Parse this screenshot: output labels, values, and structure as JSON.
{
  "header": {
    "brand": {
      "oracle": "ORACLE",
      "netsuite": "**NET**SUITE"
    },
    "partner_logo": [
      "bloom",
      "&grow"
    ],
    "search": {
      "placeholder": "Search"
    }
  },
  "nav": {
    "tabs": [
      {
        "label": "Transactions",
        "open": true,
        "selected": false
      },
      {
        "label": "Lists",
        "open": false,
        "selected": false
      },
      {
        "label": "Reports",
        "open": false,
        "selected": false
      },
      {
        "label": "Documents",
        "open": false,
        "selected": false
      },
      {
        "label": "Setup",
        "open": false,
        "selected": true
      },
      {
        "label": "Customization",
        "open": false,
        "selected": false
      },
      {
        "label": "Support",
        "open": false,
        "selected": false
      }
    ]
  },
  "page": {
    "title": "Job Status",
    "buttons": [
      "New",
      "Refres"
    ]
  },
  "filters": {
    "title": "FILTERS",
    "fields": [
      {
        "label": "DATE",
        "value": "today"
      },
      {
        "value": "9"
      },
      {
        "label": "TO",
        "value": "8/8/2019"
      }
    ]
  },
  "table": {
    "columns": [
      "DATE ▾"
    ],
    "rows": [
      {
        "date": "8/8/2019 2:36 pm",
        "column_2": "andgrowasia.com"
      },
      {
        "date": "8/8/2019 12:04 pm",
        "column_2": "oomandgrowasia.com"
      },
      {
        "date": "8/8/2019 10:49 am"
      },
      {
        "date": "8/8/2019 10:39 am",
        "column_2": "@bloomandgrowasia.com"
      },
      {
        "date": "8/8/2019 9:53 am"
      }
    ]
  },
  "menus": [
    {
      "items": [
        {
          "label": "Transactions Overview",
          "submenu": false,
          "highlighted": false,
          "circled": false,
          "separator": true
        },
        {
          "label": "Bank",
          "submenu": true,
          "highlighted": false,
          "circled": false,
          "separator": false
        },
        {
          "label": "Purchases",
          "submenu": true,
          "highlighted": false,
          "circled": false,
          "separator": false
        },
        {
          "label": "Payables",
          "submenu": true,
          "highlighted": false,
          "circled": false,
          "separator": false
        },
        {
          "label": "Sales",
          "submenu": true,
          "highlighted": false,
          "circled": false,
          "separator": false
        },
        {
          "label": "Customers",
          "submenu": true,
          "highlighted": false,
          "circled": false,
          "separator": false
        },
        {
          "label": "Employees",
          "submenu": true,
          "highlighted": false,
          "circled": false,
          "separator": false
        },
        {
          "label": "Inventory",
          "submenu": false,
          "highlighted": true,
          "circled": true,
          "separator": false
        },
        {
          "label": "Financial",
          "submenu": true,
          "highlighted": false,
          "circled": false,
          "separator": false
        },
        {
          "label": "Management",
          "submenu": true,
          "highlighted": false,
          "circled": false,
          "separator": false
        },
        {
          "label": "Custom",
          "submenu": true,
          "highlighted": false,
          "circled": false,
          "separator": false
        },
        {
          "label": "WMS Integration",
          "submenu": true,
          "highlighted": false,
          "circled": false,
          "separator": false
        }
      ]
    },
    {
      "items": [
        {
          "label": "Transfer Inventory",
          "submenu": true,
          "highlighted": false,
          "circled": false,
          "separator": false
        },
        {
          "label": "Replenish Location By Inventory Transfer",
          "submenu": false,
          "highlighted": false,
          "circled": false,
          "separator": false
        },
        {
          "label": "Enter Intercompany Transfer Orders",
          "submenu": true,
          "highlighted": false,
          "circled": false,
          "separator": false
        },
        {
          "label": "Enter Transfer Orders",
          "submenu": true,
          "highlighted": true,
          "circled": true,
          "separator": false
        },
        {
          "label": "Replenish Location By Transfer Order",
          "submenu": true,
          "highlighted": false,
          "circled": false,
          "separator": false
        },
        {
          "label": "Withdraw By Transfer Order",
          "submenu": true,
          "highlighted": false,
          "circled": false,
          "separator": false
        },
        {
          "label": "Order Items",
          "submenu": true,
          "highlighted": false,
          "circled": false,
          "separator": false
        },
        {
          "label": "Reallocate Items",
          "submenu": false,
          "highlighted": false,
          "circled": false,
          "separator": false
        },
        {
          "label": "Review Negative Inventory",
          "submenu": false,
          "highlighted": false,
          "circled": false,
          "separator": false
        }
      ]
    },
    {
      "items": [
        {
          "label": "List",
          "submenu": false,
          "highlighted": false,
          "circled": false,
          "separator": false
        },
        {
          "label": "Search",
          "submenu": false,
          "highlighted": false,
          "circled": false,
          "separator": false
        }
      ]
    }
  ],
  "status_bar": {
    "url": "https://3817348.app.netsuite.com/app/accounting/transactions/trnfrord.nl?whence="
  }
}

+ + + + +

> **The request**
Quote the whole listing above, leaving nothing out.

> **Full response**
Parse this screenshot: output labels, values, and structure as JSON.
{
  "header": {
    "brand": {
      "oracle": "ORACLE",
      "netsuite": "**NET**SUITE"
    },
    "partner_logo": [
      "bloom",
      "&grow"
    ],
    "search": {
      "placeholder": "Search"
    }
  },
  "nav": {
    "tabs": [
      {
        "label": "Transactions",
        "open": true,
        "selected": false
      },
      {
        "label": "Lists",
        "open": false,
        "selected": false
      },
      {
        "label": "Reports",
        "open": false,
        "selected": false
      },
      {
        "label": "Documents",
        "open": false,
        "selected": false
      },
      {
        "label": "Setup",
        "open": false,
        "selected": true
      },
      {
        "label": "Customization",
        "open": false,
        "selected": false
      },
      {
        "label": "Support",
        "open": false,
        "selected": false
      }
    ]
  },
  "page": {
    "title": "Job Status",
    "buttons": [
      "New",
      "Refres"
    ]
  },
  "filters": {
    "title": "FILTERS",
    "fields": [
      {
        "label": "DATE",
        "value": "today"
      },
      {
        "value": "9"
      },
      {
        "label": "TO",
        "value": "8/8/2019"
      }
    ]
  },
  "table": {
    "columns": [
      "DATE ▾"
    ],
    "rows": [
      {
        "date": "8/8/2019 2:36 pm",
        "column_2": "andgrowasia.com"
      },
      {
        "date": "8/8/2019 12:04 pm",
        "column_2": "oomandgrowasia.com"
      },
      {
        "date": "8/8/2019 10:49 am"
      },
      {
        "date": "8/8/2019 10:39 am",
        "column_2": "@bloomandgrowasia.com"
      },
      {
        "date": "8/8/2019 9:53 am"
      }
    ]
  },
  "menus": [
    {
      "items": [
        {
          "label": "Transactions Overview",
          "submenu": false,
          "highlighted": false,
          "circled": false,
          "separator": true
        },
        {
          "label": "Bank",
          "submenu": true,
          "highlighted": false,
          "circled": false,
          "separator": false
        },
        {
          "label": "Purchases",
          "submenu": true,
          "highlighted": false,
          "circled": false,
          "separator": false
        },
        {
          "label": "Payables",
          "submenu": true,
          "highlighted": false,
          "circled": false,
          "separator": false
        },
        {
          "label": "Sales",
          "submenu": true,
          "highlighted": false,
          "circled": false,
          "separator": false
        },
        {
          "label": "Customers",
          "submenu": true,
          "highlighted": false,
          "circled": false,
          "separator": false
        },
        {
          "label": "Employees",
          "submenu": true,
          "highlighted": false,
          "circled": false,
          "separator": false
        },
        {
          "label": "Inventory",
          "submenu": false,
          "highlighted": true,
          "circled": true,
          "separator": false
        },
        {
          "label": "Financial",
          "submenu": true,
          "highlighted": false,
          "circled": false,
          "separator": false
        },
        {
          "label": "Management",
          "submenu": true,
          "highlighted": false,
          "circled": false,
          "separator": false
        },
        {
          "label": "Custom",
          "submenu": true,
          "highlighted": false,
          "circled": false,
          "separator": false
        },
        {
          "label": "WMS Integration",
          "submenu": true,
          "highlighted": false,
          "circled": false,
          "separator": false
        }
      ]
    },
    {
      "items": [
        {
          "label": "Transfer Inventory",
          "submenu": true,
          "highlighted": false,
          "circled": false,
          "separator": false
        },
        {
          "label": "Replenish Location By Inventory Transfer",
          "submenu": false,
          "highlighted": false,
          "circled": false,
          "separator": false
        },
        {
          "label": "Enter Intercompany Transfer Orders",
          "submenu": true,
          "highlighted": false,
          "circled": false,
          "separator": false
        },
        {
          "label": "Enter Transfer Orders",
          "submenu": true,
          "highlighted": true,
          "circled": true,
          "separator": false
        },
        {
          "label": "Replenish Location By Transfer Order",
          "submenu": true,
          "highlighted": false,
          "circled": false,
          "separator": false
        },
        {
          "label": "Withdraw By Transfer Order",
          "submenu": true,
          "highlighted": false,
          "circled": false,
          "separator": false
        },
        {
          "label": "Order Items",
          "submenu": true,
          "highlighted": false,
          "circled": false,
          "separator": false
        },
        {
          "label": "Reallocate Items",
          "submenu": false,
          "highlighted": false,
          "circled": false,
          "separator": false
        },
        {
          "label": "Review Negative Inventory",
          "submenu": false,
          "highlighted": false,
          "circled": false,
          "separator": false
        }
      ]
    },
    {
      "items": [
        {
          "label": "List",
          "submenu": false,
          "highlighted": false,
          "circled": false,
          "separator": false
        },
        {
          "label": "Search",
          "submenu": false,
          "highlighted": false,
          "circled": false,
          "separator": false
        }
      ]
    }
  ],
  "status_bar": {
    "url": "https://3817348.app.netsuite.com/app/accounting/transactions/trnfrord.nl?whence="
  }
}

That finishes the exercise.